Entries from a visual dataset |
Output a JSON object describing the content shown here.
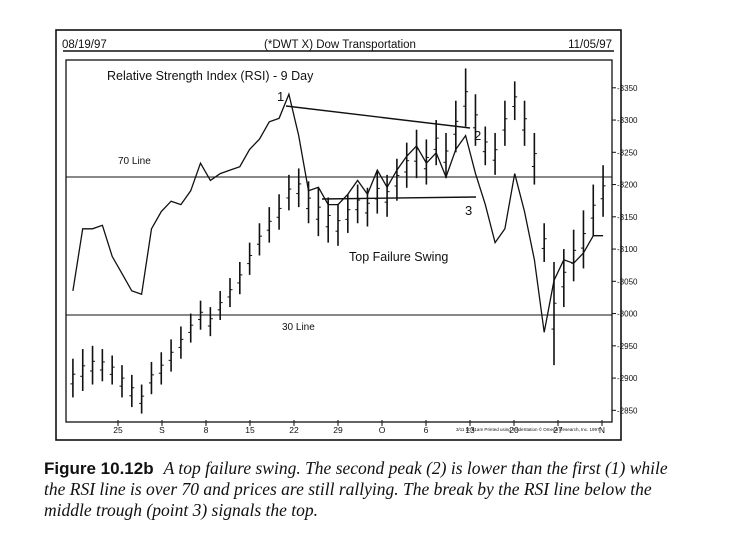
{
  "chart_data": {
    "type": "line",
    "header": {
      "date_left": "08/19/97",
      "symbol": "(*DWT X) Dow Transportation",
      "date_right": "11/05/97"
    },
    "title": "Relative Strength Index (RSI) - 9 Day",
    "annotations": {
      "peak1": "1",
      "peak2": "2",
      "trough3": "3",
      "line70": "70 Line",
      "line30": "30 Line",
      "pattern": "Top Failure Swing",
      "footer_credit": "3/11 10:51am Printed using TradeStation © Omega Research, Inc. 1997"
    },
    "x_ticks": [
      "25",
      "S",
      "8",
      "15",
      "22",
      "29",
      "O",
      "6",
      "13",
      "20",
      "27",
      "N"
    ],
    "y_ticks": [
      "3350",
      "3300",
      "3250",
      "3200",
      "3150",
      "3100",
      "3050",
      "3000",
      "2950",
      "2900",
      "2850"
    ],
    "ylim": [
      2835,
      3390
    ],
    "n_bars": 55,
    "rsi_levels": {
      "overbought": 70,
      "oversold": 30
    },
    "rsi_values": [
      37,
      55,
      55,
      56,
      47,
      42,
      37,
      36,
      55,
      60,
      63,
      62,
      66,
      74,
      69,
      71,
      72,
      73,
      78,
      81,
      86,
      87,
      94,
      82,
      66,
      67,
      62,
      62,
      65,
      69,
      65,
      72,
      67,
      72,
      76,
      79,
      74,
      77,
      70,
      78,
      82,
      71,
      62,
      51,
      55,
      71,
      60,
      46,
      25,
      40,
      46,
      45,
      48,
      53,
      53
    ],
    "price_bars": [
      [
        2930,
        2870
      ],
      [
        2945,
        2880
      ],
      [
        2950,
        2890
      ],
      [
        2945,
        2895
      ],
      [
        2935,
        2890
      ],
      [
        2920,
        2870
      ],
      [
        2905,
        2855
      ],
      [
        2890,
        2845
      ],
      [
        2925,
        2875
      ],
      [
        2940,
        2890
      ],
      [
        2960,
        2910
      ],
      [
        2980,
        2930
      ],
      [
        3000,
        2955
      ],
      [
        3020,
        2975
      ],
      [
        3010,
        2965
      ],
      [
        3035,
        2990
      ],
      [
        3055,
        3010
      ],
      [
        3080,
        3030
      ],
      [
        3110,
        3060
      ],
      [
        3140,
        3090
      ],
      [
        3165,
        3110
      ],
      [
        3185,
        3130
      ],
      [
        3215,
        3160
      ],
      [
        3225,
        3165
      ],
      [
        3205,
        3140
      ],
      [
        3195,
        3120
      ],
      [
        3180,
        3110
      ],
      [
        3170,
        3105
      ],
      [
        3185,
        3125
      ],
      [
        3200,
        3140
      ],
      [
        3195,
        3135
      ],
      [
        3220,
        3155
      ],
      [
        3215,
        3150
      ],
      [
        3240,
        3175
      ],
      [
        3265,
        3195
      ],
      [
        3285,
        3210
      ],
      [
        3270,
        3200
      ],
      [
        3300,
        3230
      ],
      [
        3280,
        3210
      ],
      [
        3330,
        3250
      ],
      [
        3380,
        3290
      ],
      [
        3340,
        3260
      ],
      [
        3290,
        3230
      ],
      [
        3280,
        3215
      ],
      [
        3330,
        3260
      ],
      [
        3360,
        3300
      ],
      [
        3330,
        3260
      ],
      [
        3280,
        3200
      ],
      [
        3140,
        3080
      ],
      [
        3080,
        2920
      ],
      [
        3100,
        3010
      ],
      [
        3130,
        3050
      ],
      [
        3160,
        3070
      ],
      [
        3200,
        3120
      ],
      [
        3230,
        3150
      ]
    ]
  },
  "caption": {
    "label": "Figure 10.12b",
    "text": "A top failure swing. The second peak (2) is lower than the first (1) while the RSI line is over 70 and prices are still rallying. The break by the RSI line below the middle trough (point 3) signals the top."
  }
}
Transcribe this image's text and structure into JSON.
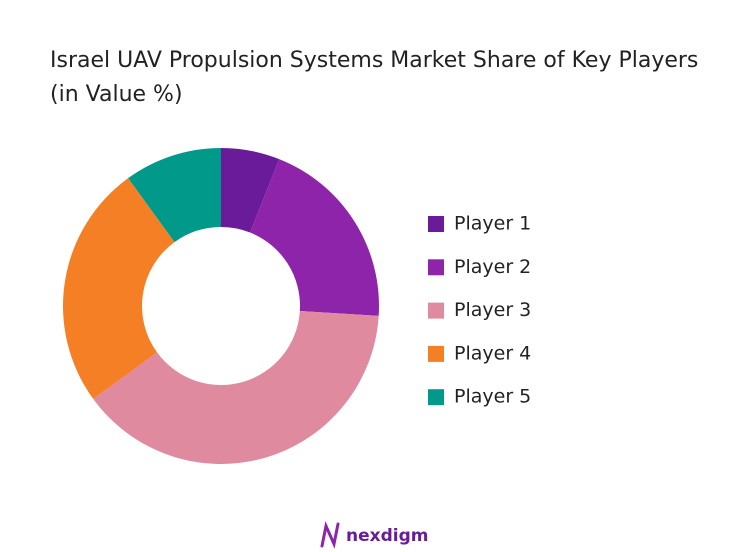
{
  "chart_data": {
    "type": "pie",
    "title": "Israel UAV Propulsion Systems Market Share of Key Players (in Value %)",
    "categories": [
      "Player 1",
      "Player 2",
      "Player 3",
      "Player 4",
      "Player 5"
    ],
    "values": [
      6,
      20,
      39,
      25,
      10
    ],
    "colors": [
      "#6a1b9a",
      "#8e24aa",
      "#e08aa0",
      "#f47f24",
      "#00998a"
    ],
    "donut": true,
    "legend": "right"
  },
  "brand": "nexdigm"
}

---

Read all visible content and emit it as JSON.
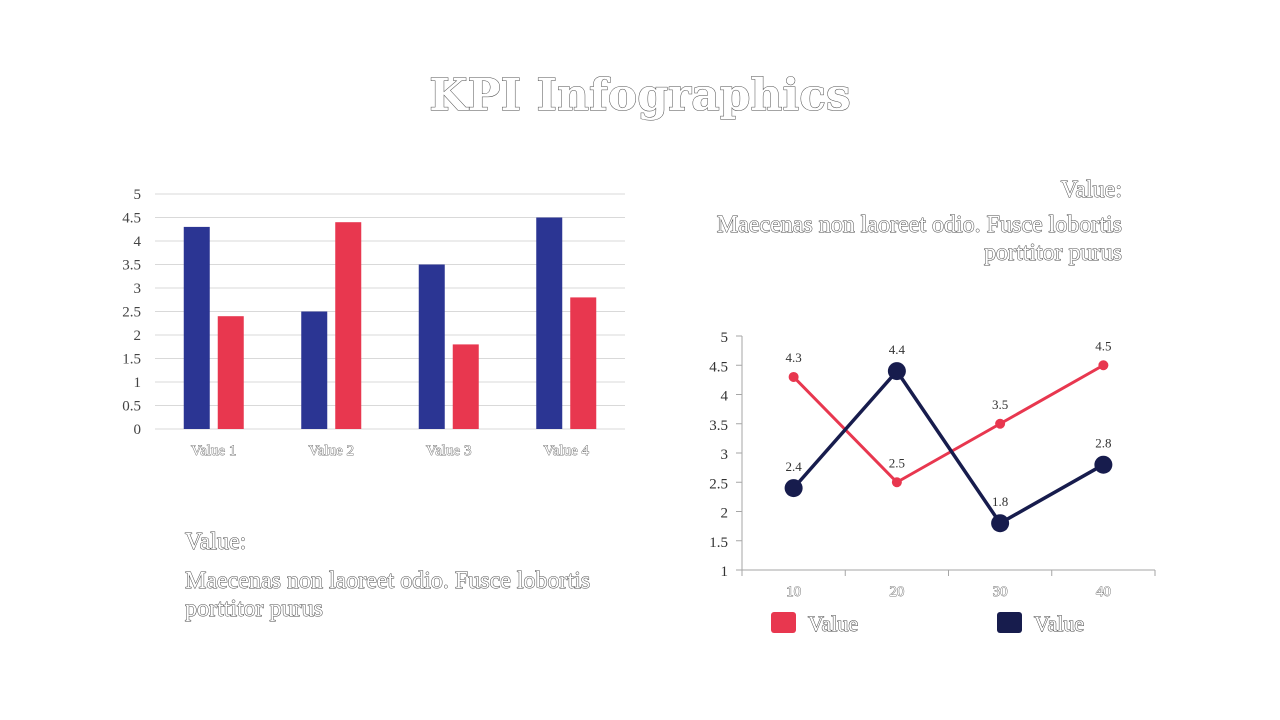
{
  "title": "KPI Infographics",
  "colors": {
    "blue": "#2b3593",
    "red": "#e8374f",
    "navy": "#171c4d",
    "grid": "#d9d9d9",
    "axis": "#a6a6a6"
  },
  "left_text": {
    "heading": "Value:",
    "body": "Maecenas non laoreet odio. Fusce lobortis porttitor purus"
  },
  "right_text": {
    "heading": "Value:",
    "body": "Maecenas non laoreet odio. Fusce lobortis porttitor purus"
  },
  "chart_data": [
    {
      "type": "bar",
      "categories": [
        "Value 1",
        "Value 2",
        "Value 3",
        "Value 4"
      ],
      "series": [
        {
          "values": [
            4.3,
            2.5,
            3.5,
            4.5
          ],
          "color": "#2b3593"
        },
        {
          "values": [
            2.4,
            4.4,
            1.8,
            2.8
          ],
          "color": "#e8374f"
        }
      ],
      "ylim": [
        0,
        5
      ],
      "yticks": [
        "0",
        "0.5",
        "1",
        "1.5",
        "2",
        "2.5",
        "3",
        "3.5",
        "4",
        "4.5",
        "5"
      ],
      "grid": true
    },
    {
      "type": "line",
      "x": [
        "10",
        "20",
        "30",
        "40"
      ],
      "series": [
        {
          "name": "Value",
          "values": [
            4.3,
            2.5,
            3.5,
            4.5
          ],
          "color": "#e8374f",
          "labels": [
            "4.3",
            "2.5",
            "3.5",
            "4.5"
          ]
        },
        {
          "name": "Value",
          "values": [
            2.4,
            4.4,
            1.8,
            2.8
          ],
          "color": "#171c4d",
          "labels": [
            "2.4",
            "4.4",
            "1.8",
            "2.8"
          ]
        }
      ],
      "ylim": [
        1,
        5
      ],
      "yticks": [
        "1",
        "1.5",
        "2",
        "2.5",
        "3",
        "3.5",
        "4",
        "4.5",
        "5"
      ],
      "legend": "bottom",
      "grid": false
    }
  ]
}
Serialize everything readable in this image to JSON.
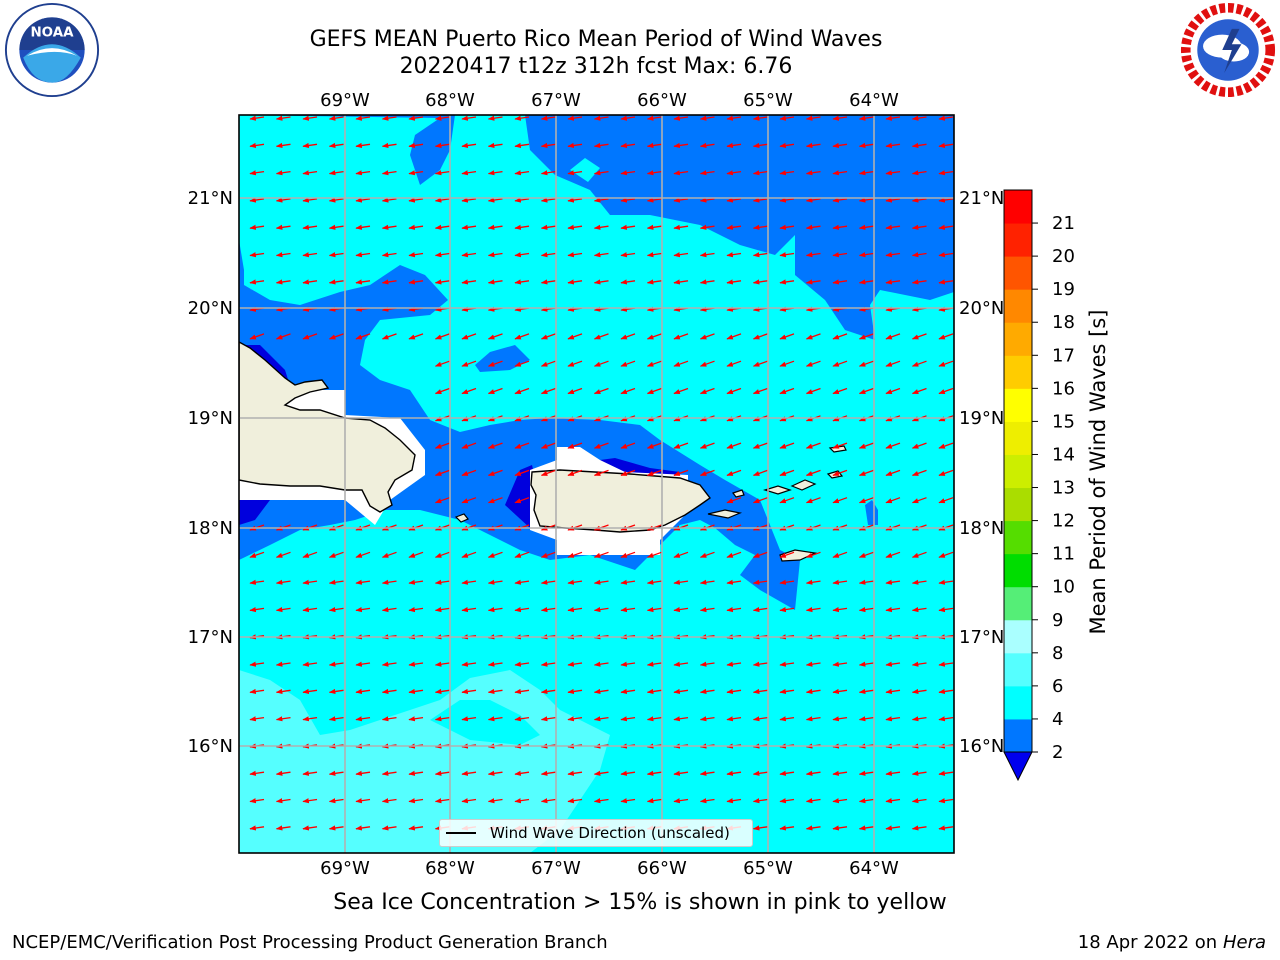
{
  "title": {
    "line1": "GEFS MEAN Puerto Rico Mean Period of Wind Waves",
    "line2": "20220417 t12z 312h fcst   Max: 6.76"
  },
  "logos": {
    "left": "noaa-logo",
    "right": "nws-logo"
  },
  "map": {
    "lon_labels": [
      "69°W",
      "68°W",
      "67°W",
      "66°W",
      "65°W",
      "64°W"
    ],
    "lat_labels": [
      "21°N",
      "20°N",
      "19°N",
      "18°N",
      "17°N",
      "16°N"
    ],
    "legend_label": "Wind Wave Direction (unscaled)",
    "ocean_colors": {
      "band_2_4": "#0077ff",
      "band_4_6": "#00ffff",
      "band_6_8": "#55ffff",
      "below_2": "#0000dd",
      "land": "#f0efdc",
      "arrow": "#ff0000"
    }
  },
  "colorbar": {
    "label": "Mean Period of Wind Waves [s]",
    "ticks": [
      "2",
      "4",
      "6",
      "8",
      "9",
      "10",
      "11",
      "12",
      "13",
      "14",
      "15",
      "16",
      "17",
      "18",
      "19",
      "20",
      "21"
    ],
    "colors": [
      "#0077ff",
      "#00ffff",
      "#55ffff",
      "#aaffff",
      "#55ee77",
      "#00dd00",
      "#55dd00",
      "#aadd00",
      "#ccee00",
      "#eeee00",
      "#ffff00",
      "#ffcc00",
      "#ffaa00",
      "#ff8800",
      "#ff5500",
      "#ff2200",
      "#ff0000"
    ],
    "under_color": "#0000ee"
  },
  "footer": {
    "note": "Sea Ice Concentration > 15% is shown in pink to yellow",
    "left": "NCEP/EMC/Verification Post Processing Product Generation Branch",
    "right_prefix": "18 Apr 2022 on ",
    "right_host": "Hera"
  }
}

WRITTEN REQUEST |
Gather every line from the listing above in which the word "image" appears.

WRITTEN ANSWER |
Transcribe this image's text and structure into JSON.
Serialize everything readable in this image to JSON.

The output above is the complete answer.